**TEXTO:**

++++++++++++++++++++

Foto de Dirceu na Veja desmente “regalias”
"Cerca de oito meses separam a primeira e a segunda fotos de José Dirceu justapostas na montagem fotográfica acima", compara Eduardo Guimarães, do Blog da Cidadania; segundo ele, as "olheiras", "a magreza acentuada" e "o forte abatimento" (...) "contradiz e sepulta a acusação sem provas da revista de que Dirceu estaria recebendo alimentação de boa qualidade"
18 de Março de 2014 às 14:46
247 - A diferença da aparência física de José Dirceu entre julho de 2013 e março de 2014 desmente a farsa sobre "regalias" aos condenados na Ação Penal 470 na Penitenciária da Papuda, afirma Eduardo Guimarães, do Blog da Cidadania. Ele, que esteve com Dirceu "cara a cara há míseros seis meses", diz que as "olheiras", "a magreza acentuada" e "o forte abatimento" mostradas na foto divulgada pela Veja "contradizem a acusação sem provas da revista de que Dirceu estaria recebendo alimentação de boa qualidade".

++++++++++++++++++++

**MATERIAL DO EXERCÍCIO:**
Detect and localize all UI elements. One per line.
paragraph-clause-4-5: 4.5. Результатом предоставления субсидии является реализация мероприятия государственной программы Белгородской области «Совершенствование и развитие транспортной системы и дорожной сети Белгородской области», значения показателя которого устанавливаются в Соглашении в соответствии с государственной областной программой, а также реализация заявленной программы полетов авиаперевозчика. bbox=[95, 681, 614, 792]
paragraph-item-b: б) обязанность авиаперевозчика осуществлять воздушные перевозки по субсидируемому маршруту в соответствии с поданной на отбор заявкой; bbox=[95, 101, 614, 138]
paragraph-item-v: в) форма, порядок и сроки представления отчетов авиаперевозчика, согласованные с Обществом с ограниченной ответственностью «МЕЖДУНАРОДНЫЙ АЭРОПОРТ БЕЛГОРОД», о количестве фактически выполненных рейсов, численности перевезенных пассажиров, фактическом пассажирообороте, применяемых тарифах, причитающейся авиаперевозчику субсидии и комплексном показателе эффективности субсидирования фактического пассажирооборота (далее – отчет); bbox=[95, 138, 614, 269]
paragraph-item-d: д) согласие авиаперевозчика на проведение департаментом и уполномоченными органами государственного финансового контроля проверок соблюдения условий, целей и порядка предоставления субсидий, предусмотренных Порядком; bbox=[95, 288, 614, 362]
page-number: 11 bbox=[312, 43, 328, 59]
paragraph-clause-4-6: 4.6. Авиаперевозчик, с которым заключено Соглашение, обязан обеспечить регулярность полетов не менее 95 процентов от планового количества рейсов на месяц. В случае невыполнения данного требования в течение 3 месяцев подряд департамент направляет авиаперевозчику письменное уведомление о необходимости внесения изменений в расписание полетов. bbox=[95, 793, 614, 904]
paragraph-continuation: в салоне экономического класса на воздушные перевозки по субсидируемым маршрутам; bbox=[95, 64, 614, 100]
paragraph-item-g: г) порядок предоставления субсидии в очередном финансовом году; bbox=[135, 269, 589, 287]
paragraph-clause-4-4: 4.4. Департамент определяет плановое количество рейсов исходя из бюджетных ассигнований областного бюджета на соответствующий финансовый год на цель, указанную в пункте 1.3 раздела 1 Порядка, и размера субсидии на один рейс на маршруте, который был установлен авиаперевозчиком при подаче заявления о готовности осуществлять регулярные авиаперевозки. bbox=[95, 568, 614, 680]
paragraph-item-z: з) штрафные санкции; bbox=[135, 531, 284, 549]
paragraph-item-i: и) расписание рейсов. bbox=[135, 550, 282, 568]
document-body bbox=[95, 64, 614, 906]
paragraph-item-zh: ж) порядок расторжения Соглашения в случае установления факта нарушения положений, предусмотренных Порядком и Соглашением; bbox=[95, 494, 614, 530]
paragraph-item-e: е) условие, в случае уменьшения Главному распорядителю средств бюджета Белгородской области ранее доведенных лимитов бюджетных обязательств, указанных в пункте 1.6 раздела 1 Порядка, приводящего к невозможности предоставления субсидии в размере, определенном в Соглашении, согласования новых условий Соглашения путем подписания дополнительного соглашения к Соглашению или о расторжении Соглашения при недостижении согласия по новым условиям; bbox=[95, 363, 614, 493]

++++++++++++++++++++

**TAREFAS:**
1. Responda com base no texto sobre a foto de José Dirceu:
(a) De qual blog é Eduardo Guimarães?
(b) Em qual penitenciária estão os condenados na Ação Penal 470?
(c) Segundo Guimarães, quanto tempo separa as duas fotos de Dirceu?
2. Reescreva como uma lista JSON de strings, uma por linha e sem as linhas em branco, as linhas da listagem desde o início dela até a linha que contém "paragraph-clause-4-5: 4.5. Результатом", incluindo as duas extremidades.
O texto e a listagem não têm relação entre si.

**RESPOSTAS:**
1.
(a) Do Blog da Cidadania.
(b) Na Penitenciária da Papuda.
(c) Cerca de oito meses.

2.
[
  "Detect and localize all UI elements. One per line.",
  "paragraph-clause-4-5: 4.5. Результатом предоставления субсидии является реализация мероприятия государственной программы Белгородской области «Совершенствование и развитие транспортной системы и дорожной сети Белгородской области», значения показателя которого устанавливаются в Соглашении в соответствии с государственной областной программой, а также реализация заявленной программы полетов авиаперевозчика. bbox=[95, 681, 614, 792]"
]